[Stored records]

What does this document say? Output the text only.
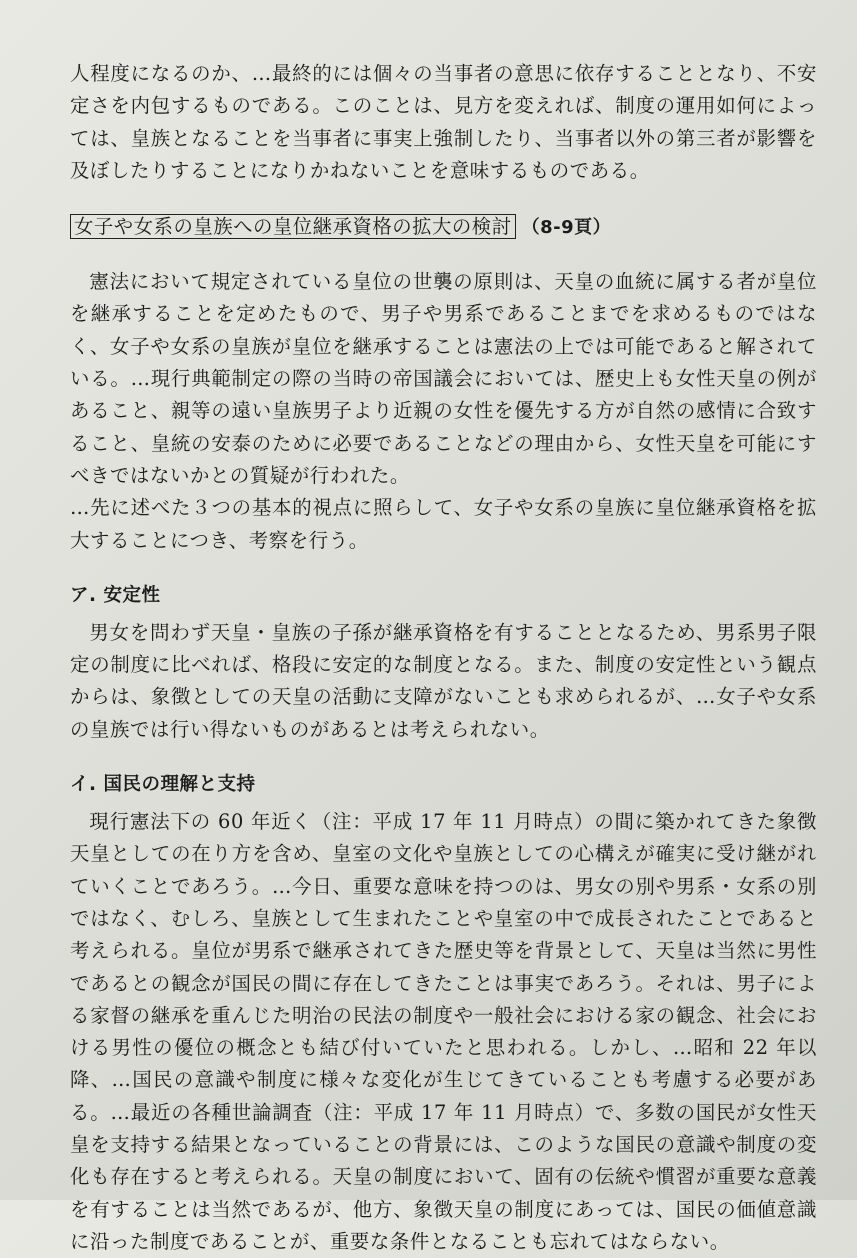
人程度になるのか、…最終的には個々の当事者の意思に依存することとなり、不安定さを内包するものである。このことは、見方を変えれば、制度の運用如何によっては、皇族となることを当事者に事実上強制したり、当事者以外の第三者が影響を及ぼしたりすることになりかねないことを意味するものである。

女子や女系の皇族への皇位継承資格の拡大の検討 （8-9頁）

憲法において規定されている皇位の世襲の原則は、天皇の血統に属する者が皇位を継承することを定めたもので、男子や男系であることまでを求めるものではなく、女子や女系の皇族が皇位を継承することは憲法の上では可能であると解されている。…現行典範制定の際の当時の帝国議会においては、歴史上も女性天皇の例があること、親等の遠い皇族男子より近親の女性を優先する方が自然の感情に合致すること、皇統の安泰のために必要であることなどの理由から、女性天皇を可能にすべきではないかとの質疑が行われた。

…先に述べた３つの基本的視点に照らして、女子や女系の皇族に皇位継承資格を拡大することにつき、考察を行う。

ア. 安定性

男女を問わず天皇・皇族の子孫が継承資格を有することとなるため、男系男子限定の制度に比べれば、格段に安定的な制度となる。また、制度の安定性という観点からは、象徴としての天皇の活動に支障がないことも求められるが、…女子や女系の皇族では行い得ないものがあるとは考えられない。

イ. 国民の理解と支持

現行憲法下の 60 年近く（注：平成 17 年 11 月時点）の間に築かれてきた象徴天皇としての在り方を含め、皇室の文化や皇族としての心構えが確実に受け継がれていくことであろう。…今日、重要な意味を持つのは、男女の別や男系・女系の別ではなく、むしろ、皇族として生まれたことや皇室の中で成長されたことであると考えられる。皇位が男系で継承されてきた歴史等を背景として、天皇は当然に男性であるとの観念が国民の間に存在してきたことは事実であろう。それは、男子による家督の継承を重んじた明治の民法の制度や一般社会における家の観念、社会における男性の優位の概念とも結び付いていたと思われる。しかし、…昭和 22 年以降、…国民の意識や制度に様々な変化が生じてきていることも考慮する必要がある。…最近の各種世論調査（注：平成 17 年 11 月時点）で、多数の国民が女性天皇を支持する結果となっていることの背景には、このような国民の意識や制度の変化も存在すると考えられる。天皇の制度において、固有の伝統や慣習が重要な意義を有することは当然であるが、他方、象徴天皇の制度にあっては、国民の価値意識に沿った制度であることが、重要な条件となることも忘れてはならない。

Set exercise = The pictures in the entries should be left out; output everything else exactly.

Answer to this problem =
What does this document say? Output the text only.
人程度になるのか、…最終的には個々の当事者の意思に依存することとなり、不安定さを内包するものである。このことは、見方を変えれば、制度の運用如何によっては、皇族となることを当事者に事実上強制したり、当事者以外の第三者が影響を及ぼしたりすることになりかねないことを意味するものである。

女子や女系の皇族への皇位継承資格の拡大の検討 （8-9頁）

憲法において規定されている皇位の世襲の原則は、天皇の血統に属する者が皇位を継承することを定めたもので、男子や男系であることまでを求めるものではなく、女子や女系の皇族が皇位を継承することは憲法の上では可能であると解されている。…現行典範制定の際の当時の帝国議会においては、歴史上も女性天皇の例があること、親等の遠い皇族男子より近親の女性を優先する方が自然の感情に合致すること、皇統の安泰のために必要であることなどの理由から、女性天皇を可能にすべきではないかとの質疑が行われた。

…先に述べた３つの基本的視点に照らして、女子や女系の皇族に皇位継承資格を拡大することにつき、考察を行う。

ア. 安定性

男女を問わず天皇・皇族の子孫が継承資格を有することとなるため、男系男子限定の制度に比べれば、格段に安定的な制度となる。また、制度の安定性という観点からは、象徴としての天皇の活動に支障がないことも求められるが、…女子や女系の皇族では行い得ないものがあるとは考えられない。

イ. 国民の理解と支持

現行憲法下の 60 年近く（注：平成 17 年 11 月時点）の間に築かれてきた象徴天皇としての在り方を含め、皇室の文化や皇族としての心構えが確実に受け継がれていくことであろう。…今日、重要な意味を持つのは、男女の別や男系・女系の別ではなく、むしろ、皇族として生まれたことや皇室の中で成長されたことであると考えられる。皇位が男系で継承されてきた歴史等を背景として、天皇は当然に男性であるとの観念が国民の間に存在してきたことは事実であろう。それは、男子による家督の継承を重んじた明治の民法の制度や一般社会における家の観念、社会における男性の優位の概念とも結び付いていたと思われる。しかし、…昭和 22 年以降、…国民の意識や制度に様々な変化が生じてきていることも考慮する必要がある。…最近の各種世論調査（注：平成 17 年 11 月時点）で、多数の国民が女性天皇を支持する結果となっていることの背景には、このような国民の意識や制度の変化も存在すると考えられる。天皇の制度において、固有の伝統や慣習が重要な意義を有することは当然であるが、他方、象徴天皇の制度にあっては、国民の価値意識に沿った制度であることが、重要な条件となることも忘れてはならない。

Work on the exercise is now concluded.